### PROBLEM REQUIREMENTS
Copy everything in the listing from the line containing "y-axis-title: Sensitivity xyxy=(8,92,30,182)" down to the line containing "y-tick-label: 0.4 xyxy=(53,147,75,175)", swapping "y-tick-label" for "y-axis-tick" and leaving everything else as it is.
===== INFORMATION GIVEN =====
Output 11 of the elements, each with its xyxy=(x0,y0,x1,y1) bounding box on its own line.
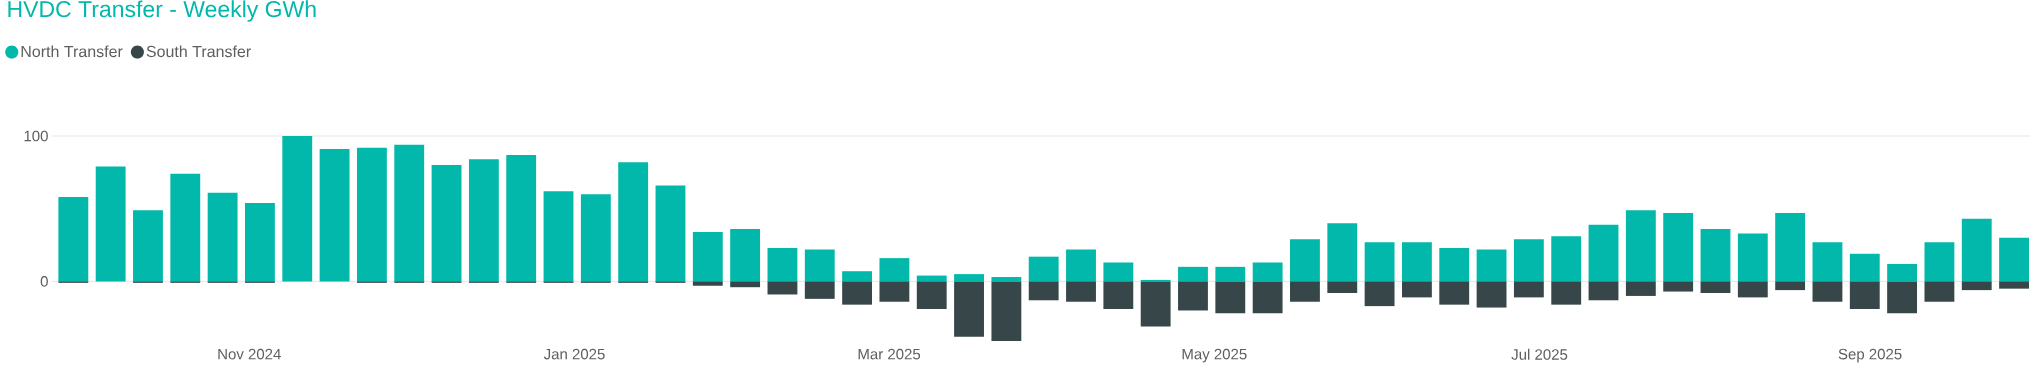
y-tick-label: 100 xyxy=(24,130,48,142)
legend-label: South Transfer xyxy=(146,45,251,58)
x-tick-label: Sep 2025 xyxy=(1838,348,1902,363)
x-tick-label: Nov 2024 xyxy=(218,348,281,360)
x-tick-label: May 2025 xyxy=(1182,348,1247,363)
y-tick-label: 0 xyxy=(40,276,48,287)
x-tick-label: Jul 2025 xyxy=(1511,348,1568,360)
legend-label: North Transfer xyxy=(21,45,123,58)
x-tick-label: Mar 2025 xyxy=(858,348,921,360)
chart-title: HVDC Transfer - Weekly GWh xyxy=(8,0,316,22)
x-tick-label: Jan 2025 xyxy=(543,348,605,360)
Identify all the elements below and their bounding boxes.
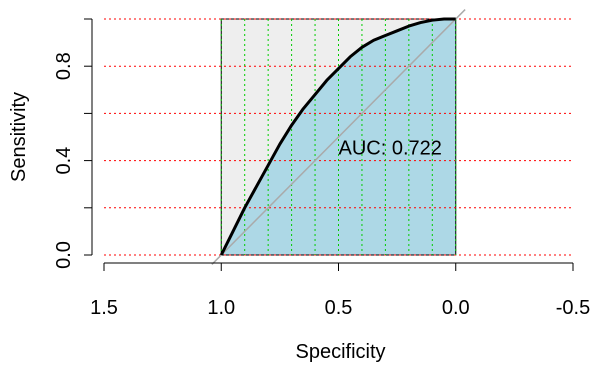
y-axis-title: Sensitivity xyxy=(8,92,30,182)
axis-layer: 1.5 1.0 0.5 0.0 -0.5 0.0 0.4 0.8 xyxy=(53,18,590,319)
x-tick-label: -0.5 xyxy=(556,297,590,319)
y-tick-label: 0.8 xyxy=(53,52,75,80)
x-axis-title: Specificity xyxy=(295,341,385,363)
y-tick-label: 0.4 xyxy=(53,147,75,175)
plot-layer xyxy=(104,9,573,265)
diagonal-reference-line xyxy=(211,9,466,265)
x-tick-label: 1.0 xyxy=(207,297,235,319)
roc-curve-line xyxy=(219,17,456,256)
x-tick-label: 0.0 xyxy=(442,297,470,319)
y-tick-label: 0.0 xyxy=(53,241,75,269)
x-tick-label: 0.5 xyxy=(325,297,353,319)
x-tick-label: 1.5 xyxy=(90,297,118,319)
auc-annotation: AUC: 0.722 xyxy=(339,138,442,160)
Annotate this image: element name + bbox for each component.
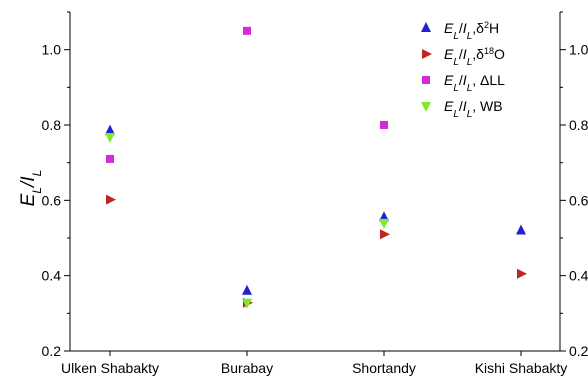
y-axis-title: EL/IL xyxy=(18,170,44,207)
left-y-tick-label: 0.6 xyxy=(42,192,62,208)
left-y-tick-label: 0.8 xyxy=(42,117,62,133)
data-point xyxy=(105,124,115,135)
x-tick-label: Burabay xyxy=(221,360,273,376)
right-y-tick-label: 0.4 xyxy=(569,268,588,284)
data-point xyxy=(517,268,527,279)
right-y-tick-label: 0.8 xyxy=(569,117,588,133)
legend-label: EL/IL,δ18O xyxy=(444,46,505,68)
legend-label: EL/IL, ΔLL xyxy=(444,72,505,94)
data-point xyxy=(106,194,116,205)
legend-marker xyxy=(421,102,431,112)
right-y-ticks: 0.2 0.4 0.6 0.8 1.0 xyxy=(560,11,588,359)
data-point xyxy=(242,298,252,309)
legend-label: EL/IL,δ2H xyxy=(444,20,499,42)
legend-marker xyxy=(422,49,432,59)
data-point xyxy=(242,284,252,295)
legend-marker xyxy=(421,22,431,32)
legend-marker xyxy=(422,76,430,84)
right-y-tick-label: 0.6 xyxy=(569,192,588,208)
data-point xyxy=(379,218,389,229)
left-y-tick-label: 1.0 xyxy=(42,42,62,58)
left-y-tick-label: 0.2 xyxy=(42,343,62,359)
data-point xyxy=(243,26,251,35)
legend-label: EL/IL, WB xyxy=(444,98,503,120)
right-y-tick-label: 1.0 xyxy=(569,42,588,58)
data-points xyxy=(105,26,527,309)
data-point xyxy=(380,229,390,240)
left-y-ticks: 0.2 0.4 0.6 0.8 1.0 xyxy=(42,11,70,359)
data-point xyxy=(105,133,115,144)
right-y-tick-label: 0.2 xyxy=(569,343,588,359)
data-point xyxy=(106,154,114,163)
x-tick-label: Ulken Shabakty xyxy=(61,360,159,376)
data-point xyxy=(379,211,389,222)
legend: EL/IL,δ2H EL/IL,δ18O EL/IL, ΔLL EL/IL, WB xyxy=(421,20,505,120)
data-point xyxy=(516,224,526,235)
x-tick-label: Kishi Shabakty xyxy=(475,360,568,376)
data-point xyxy=(380,121,388,129)
x-ticks: Ulken Shabakty Burabay Shortandy Kishi Shab… xyxy=(61,351,567,376)
x-tick-label: Shortandy xyxy=(352,360,416,376)
left-y-tick-label: 0.4 xyxy=(42,268,62,284)
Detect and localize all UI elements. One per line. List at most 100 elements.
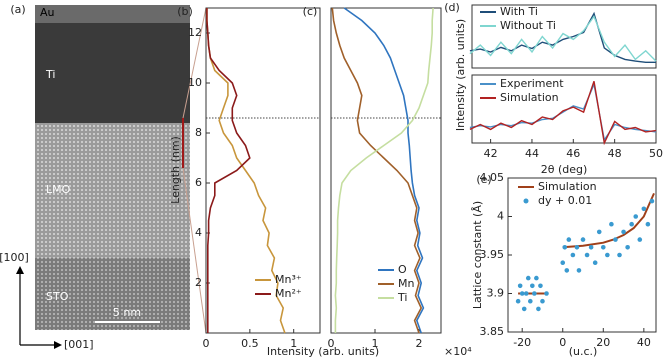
profile-line bbox=[206, 8, 251, 333]
data-point bbox=[530, 283, 535, 289]
panel-label: (e) bbox=[476, 173, 491, 186]
profile-line bbox=[206, 8, 286, 334]
y-tick-label: 3.95 bbox=[480, 248, 505, 261]
data-point bbox=[649, 198, 655, 204]
plot-frame bbox=[471, 74, 657, 144]
data-point bbox=[574, 245, 580, 250]
series-line bbox=[469, 80, 657, 146]
data-point bbox=[517, 283, 523, 289]
x-tick-label: -20 bbox=[513, 336, 531, 349]
data-point bbox=[596, 229, 602, 235]
data-point bbox=[564, 268, 570, 273]
data-point bbox=[532, 291, 537, 296]
plot-frame bbox=[205, 7, 321, 334]
data-point bbox=[515, 298, 521, 304]
data-point bbox=[641, 206, 647, 212]
data-point bbox=[536, 306, 541, 312]
lmo-layer bbox=[35, 123, 190, 258]
layer-label: Au bbox=[40, 6, 55, 19]
x-multiplier: ×10⁴ bbox=[444, 345, 472, 358]
data-point bbox=[580, 237, 586, 242]
y-axis-label: Intensity (arb. units) bbox=[454, 19, 467, 131]
data-point bbox=[519, 291, 525, 296]
x-axis-label: 2θ (deg) bbox=[541, 163, 588, 176]
x-tick-label: 46 bbox=[566, 147, 580, 160]
data-point bbox=[637, 237, 643, 242]
legend-label: Simulation bbox=[500, 91, 559, 104]
data-point bbox=[600, 245, 606, 250]
x-axis-label: (u.c.) bbox=[569, 345, 598, 358]
legend-label: Ti bbox=[397, 291, 407, 304]
x-tick-label: 1 bbox=[290, 337, 297, 350]
data-point bbox=[633, 214, 639, 219]
panel-label: (d) bbox=[444, 1, 460, 14]
au-layer bbox=[35, 5, 190, 23]
legend-label: dy + 0.01 bbox=[538, 194, 592, 207]
x-tick-label: 48 bbox=[608, 147, 622, 160]
data-point bbox=[566, 237, 572, 242]
y-tick-label: 3.85 bbox=[480, 325, 505, 338]
data-point bbox=[613, 237, 618, 242]
y-tick-label: 8 bbox=[195, 126, 202, 139]
data-point bbox=[584, 252, 590, 258]
data-point bbox=[538, 283, 543, 289]
legend-label: Simulation bbox=[538, 180, 597, 193]
data-point bbox=[525, 275, 531, 281]
legend-label: With Ti bbox=[500, 5, 538, 18]
sto-layer bbox=[35, 258, 190, 330]
x-axis-label: Intensity (arb. units) bbox=[267, 345, 379, 358]
layer-label: Ti bbox=[45, 68, 55, 81]
y-tick-label: 12 bbox=[188, 26, 202, 39]
axis-direction: [001] bbox=[64, 338, 94, 351]
data-point bbox=[560, 260, 566, 266]
series-line bbox=[469, 11, 656, 63]
x-tick-label: 0 bbox=[203, 337, 210, 350]
zoom-line bbox=[182, 7, 207, 119]
x-tick-label: 0.5 bbox=[241, 337, 259, 350]
micrograph bbox=[16, 5, 207, 349]
profile-line bbox=[331, 7, 423, 334]
y-tick-label: 10 bbox=[188, 76, 202, 89]
layer-label: STO bbox=[46, 290, 69, 303]
plot-frame bbox=[471, 4, 657, 69]
x-tick-label: 44 bbox=[525, 147, 539, 160]
ti-layer bbox=[35, 23, 190, 123]
scale-bar-label: 5 nm bbox=[113, 306, 141, 319]
data-point bbox=[625, 245, 630, 250]
legend-label: Mn³⁺ bbox=[275, 273, 302, 286]
legend-label: Mn bbox=[398, 277, 414, 290]
panel-label: (c) bbox=[303, 5, 318, 18]
layer-label: LMO bbox=[46, 183, 71, 196]
y-tick-label: 4 bbox=[497, 210, 504, 223]
legend-label: O bbox=[398, 263, 407, 276]
y-tick-label: 3.9 bbox=[487, 287, 505, 300]
data-point bbox=[576, 268, 582, 273]
data-point bbox=[540, 298, 545, 304]
series-line bbox=[469, 15, 657, 62]
x-tick-label: 2 bbox=[416, 337, 423, 350]
zoom-line bbox=[182, 167, 207, 334]
x-tick-label: 20 bbox=[596, 336, 610, 349]
data-point bbox=[645, 221, 651, 227]
data-point bbox=[528, 298, 533, 304]
y-tick-label: 4.05 bbox=[480, 171, 505, 184]
x-tick-label: 1 bbox=[372, 337, 379, 350]
data-point bbox=[570, 252, 576, 258]
y-tick-label: 4 bbox=[195, 226, 202, 239]
x-tick-label: 42 bbox=[484, 147, 498, 160]
data-point bbox=[621, 229, 626, 235]
series-line bbox=[469, 81, 657, 142]
data-point bbox=[592, 260, 598, 266]
data-point bbox=[523, 291, 529, 296]
plot-frame bbox=[330, 7, 442, 334]
data-point bbox=[521, 306, 527, 312]
y-tick-label: 2 bbox=[195, 276, 202, 289]
profile-line bbox=[334, 7, 434, 333]
x-tick-label: 0 bbox=[328, 337, 335, 350]
y-tick-label: 6 bbox=[195, 176, 202, 189]
data-point bbox=[629, 221, 634, 227]
data-point bbox=[605, 252, 610, 258]
y-axis-label: Length (nm) bbox=[169, 136, 182, 204]
panel-label: (a) bbox=[10, 3, 25, 16]
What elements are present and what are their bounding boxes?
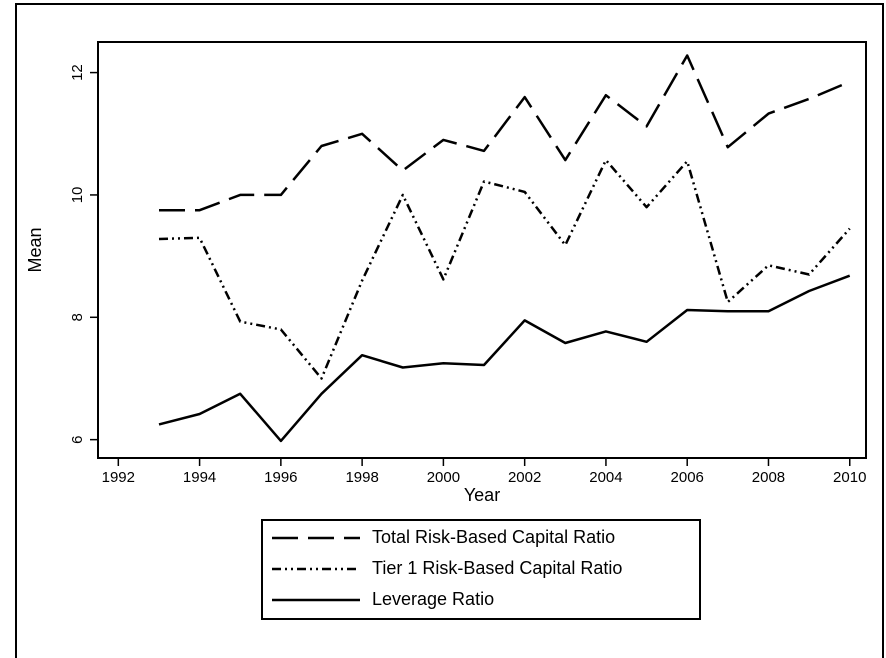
y-tick-label: 6 xyxy=(69,435,86,443)
y-tick-label: 8 xyxy=(69,313,86,321)
x-tick-label: 2004 xyxy=(589,469,622,486)
x-tick-label: 2002 xyxy=(508,469,541,486)
y-tick-label: 12 xyxy=(69,64,86,81)
legend-label: Leverage Ratio xyxy=(372,589,494,609)
x-tick-label: 1992 xyxy=(102,469,135,486)
legend-label: Tier 1 Risk-Based Capital Ratio xyxy=(372,558,622,578)
x-tick-label: 1996 xyxy=(264,469,297,486)
x-tick-label: 1998 xyxy=(345,469,378,486)
y-axis-title: Mean xyxy=(25,227,45,272)
plot-frame xyxy=(97,41,867,459)
x-tick-label: 2010 xyxy=(833,469,866,486)
legend-box xyxy=(261,519,701,620)
x-tick-label: 2006 xyxy=(671,469,704,486)
x-tick-label: 2000 xyxy=(427,469,460,486)
x-tick-label: 1994 xyxy=(183,469,216,486)
outer-border xyxy=(15,3,884,658)
legend-label: Total Risk-Based Capital Ratio xyxy=(372,527,615,547)
x-axis-title: Year xyxy=(464,485,500,505)
data-line xyxy=(158,158,851,380)
data-line xyxy=(158,274,851,443)
x-tick-label: 2008 xyxy=(752,469,785,486)
y-tick-label: 10 xyxy=(69,187,86,204)
data-line xyxy=(159,54,851,212)
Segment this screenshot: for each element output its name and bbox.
=====
### WRITTEN ANSWER
y-axis-title: Sensitivity xyxy=(8,92,30,182)
axis-layer: 1.5 1.0 0.5 0.0 -0.5 0.0 0.4 0.8 xyxy=(53,18,590,319)
x-tick-label: -0.5 xyxy=(556,297,590,319)
y-axis-tick: 0.8 xyxy=(53,52,75,80)
x-axis-title: Specificity xyxy=(295,341,385,363)
y-axis-tick: 0.4 xyxy=(53,147,75,175)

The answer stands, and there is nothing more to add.